--- START OF TASK INPUTS ---

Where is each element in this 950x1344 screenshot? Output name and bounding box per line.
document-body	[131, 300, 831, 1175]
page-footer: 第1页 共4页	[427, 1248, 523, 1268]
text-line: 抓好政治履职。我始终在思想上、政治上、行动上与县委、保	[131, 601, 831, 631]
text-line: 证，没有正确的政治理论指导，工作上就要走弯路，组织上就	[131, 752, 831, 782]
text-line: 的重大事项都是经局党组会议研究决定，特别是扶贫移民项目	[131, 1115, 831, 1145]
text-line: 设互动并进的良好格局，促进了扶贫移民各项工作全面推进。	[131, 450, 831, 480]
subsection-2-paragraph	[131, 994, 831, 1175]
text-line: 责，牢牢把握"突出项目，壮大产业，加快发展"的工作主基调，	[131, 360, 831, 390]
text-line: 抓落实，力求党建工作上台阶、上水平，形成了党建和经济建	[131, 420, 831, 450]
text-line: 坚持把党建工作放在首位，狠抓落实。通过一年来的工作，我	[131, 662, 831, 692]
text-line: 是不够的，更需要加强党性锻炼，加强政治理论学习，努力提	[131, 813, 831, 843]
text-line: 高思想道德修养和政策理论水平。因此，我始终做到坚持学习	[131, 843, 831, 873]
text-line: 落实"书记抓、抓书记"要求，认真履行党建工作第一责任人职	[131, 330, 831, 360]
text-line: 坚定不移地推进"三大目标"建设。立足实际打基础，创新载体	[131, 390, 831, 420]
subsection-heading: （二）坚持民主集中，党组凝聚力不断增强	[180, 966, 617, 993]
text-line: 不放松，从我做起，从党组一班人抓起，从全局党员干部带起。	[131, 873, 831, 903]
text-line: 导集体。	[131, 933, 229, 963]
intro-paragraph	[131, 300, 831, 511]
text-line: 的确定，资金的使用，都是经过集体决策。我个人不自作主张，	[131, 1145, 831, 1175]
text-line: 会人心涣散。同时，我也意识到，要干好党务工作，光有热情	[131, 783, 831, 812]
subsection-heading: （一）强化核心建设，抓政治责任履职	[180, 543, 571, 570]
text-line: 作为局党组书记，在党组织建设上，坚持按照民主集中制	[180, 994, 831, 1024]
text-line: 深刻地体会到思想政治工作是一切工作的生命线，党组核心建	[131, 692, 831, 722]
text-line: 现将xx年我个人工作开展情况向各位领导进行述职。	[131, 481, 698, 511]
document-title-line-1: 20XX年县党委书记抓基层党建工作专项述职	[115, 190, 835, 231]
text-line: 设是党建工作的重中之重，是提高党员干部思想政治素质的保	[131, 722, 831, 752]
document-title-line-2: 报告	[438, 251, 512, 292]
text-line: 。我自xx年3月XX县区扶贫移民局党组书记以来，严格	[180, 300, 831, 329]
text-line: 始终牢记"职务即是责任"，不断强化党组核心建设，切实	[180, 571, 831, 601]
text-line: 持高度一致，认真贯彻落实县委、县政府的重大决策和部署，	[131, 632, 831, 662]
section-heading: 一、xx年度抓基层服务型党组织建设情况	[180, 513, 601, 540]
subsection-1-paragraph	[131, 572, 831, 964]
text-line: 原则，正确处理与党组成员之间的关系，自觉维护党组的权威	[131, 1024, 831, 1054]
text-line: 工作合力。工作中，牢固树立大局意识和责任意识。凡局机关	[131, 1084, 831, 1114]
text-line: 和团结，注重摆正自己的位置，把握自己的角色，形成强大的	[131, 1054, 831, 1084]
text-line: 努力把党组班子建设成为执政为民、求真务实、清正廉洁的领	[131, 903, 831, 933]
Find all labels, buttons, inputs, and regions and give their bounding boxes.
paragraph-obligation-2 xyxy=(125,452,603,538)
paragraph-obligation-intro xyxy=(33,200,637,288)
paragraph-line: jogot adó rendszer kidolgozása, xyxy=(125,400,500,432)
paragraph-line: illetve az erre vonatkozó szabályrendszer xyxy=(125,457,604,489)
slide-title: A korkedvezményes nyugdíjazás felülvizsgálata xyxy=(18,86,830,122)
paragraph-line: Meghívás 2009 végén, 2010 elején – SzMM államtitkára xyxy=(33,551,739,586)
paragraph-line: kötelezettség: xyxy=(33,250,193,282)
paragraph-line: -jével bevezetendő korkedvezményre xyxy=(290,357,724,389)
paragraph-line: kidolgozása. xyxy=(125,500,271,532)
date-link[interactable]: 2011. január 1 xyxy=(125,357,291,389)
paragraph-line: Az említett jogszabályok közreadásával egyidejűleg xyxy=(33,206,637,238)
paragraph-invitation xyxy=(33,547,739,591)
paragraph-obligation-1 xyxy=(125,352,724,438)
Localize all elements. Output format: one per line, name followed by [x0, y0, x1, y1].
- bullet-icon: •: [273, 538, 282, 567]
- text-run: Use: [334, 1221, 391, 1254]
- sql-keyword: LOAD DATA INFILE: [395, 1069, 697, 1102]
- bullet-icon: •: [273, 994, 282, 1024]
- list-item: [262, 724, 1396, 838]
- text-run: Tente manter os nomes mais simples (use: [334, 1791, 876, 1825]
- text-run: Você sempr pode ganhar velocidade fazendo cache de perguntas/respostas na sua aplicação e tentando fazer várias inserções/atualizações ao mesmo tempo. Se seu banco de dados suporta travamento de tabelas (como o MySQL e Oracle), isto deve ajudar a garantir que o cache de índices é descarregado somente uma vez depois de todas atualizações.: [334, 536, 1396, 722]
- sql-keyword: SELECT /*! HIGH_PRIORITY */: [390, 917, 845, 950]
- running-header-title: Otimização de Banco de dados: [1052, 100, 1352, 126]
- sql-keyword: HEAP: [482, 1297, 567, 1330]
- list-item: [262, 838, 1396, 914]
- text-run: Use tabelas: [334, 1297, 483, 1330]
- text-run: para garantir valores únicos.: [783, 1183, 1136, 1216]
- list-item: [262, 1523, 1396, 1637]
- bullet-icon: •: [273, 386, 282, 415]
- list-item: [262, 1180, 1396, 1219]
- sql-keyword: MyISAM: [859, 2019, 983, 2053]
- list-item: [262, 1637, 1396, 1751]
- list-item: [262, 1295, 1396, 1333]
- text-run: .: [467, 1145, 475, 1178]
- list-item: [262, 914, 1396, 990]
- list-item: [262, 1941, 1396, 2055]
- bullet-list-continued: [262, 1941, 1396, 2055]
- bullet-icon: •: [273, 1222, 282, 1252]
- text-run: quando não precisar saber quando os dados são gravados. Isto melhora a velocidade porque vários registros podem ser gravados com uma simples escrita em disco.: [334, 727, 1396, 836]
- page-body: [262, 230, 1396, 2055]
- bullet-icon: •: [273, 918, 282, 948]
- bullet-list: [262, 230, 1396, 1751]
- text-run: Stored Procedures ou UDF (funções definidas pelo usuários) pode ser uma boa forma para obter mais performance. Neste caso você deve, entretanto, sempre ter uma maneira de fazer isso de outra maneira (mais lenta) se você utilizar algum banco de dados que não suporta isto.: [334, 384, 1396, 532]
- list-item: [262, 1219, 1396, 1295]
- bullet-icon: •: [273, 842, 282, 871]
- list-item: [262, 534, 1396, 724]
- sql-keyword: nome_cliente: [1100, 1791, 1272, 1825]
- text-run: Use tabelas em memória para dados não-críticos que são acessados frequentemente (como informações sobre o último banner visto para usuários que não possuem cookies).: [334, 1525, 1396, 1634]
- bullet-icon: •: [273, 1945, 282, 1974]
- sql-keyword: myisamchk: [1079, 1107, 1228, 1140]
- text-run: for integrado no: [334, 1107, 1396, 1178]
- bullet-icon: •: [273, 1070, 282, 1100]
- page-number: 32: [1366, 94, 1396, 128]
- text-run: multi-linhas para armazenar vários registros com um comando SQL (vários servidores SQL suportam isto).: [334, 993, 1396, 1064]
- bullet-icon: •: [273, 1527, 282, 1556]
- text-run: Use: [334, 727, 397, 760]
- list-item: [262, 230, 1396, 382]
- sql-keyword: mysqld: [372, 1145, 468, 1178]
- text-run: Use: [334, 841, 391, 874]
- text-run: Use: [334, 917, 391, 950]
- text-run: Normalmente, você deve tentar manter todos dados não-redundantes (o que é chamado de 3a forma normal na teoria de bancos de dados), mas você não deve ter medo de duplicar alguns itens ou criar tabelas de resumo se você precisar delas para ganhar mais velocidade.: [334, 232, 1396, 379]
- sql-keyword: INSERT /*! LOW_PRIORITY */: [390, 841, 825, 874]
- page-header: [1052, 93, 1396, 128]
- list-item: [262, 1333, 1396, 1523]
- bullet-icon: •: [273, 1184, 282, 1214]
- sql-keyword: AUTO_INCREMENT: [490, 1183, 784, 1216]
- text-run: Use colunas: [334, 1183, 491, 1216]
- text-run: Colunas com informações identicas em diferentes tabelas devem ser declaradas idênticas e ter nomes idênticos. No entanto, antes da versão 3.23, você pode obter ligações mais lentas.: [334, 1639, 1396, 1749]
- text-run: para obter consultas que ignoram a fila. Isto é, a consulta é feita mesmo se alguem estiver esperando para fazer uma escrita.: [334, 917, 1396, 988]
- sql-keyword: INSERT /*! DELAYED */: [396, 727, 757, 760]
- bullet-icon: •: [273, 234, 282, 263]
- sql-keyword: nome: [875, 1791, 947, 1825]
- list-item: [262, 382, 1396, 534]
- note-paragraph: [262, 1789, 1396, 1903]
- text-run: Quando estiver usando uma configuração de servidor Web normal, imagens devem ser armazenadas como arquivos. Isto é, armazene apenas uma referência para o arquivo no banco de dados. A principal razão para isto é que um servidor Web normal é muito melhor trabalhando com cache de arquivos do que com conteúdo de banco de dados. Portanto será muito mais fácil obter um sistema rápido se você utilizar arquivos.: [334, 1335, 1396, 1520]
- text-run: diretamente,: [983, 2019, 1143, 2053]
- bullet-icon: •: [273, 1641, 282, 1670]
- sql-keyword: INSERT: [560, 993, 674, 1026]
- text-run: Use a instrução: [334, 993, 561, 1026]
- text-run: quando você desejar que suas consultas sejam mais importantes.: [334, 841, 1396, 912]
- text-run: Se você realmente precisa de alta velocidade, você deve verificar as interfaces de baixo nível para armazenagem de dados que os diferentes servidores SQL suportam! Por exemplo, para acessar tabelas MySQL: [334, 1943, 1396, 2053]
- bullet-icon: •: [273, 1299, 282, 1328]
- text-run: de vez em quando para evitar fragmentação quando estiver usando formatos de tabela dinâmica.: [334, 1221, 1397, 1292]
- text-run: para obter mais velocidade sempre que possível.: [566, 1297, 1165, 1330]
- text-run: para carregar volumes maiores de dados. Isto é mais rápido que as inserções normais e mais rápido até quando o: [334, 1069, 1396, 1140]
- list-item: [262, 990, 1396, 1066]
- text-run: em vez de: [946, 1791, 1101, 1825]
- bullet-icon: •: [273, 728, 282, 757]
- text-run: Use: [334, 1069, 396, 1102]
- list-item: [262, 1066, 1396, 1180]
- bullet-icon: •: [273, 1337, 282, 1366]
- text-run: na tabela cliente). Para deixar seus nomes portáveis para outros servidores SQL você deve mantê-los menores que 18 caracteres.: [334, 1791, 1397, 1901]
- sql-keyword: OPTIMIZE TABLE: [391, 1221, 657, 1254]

--- END OF TASK INPUTS ---

[GOAL]: Rewrite the lines from the start of the records through the one containing "752, 831, 782]", replacing "screenshot" with "page image" and leaving everything else unchanged.

[SOLUTION FOR THIS EXERCISE]:
Where is each element in this 950x1344 page image? Output name and bounding box per line.
document-body	[131, 300, 831, 1175]
page-footer: 第1页 共4页	[427, 1248, 523, 1268]
text-line: 抓好政治履职。我始终在思想上、政治上、行动上与县委、保	[131, 601, 831, 631]
text-line: 证，没有正确的政治理论指导，工作上就要走弯路，组织上就	[131, 752, 831, 782]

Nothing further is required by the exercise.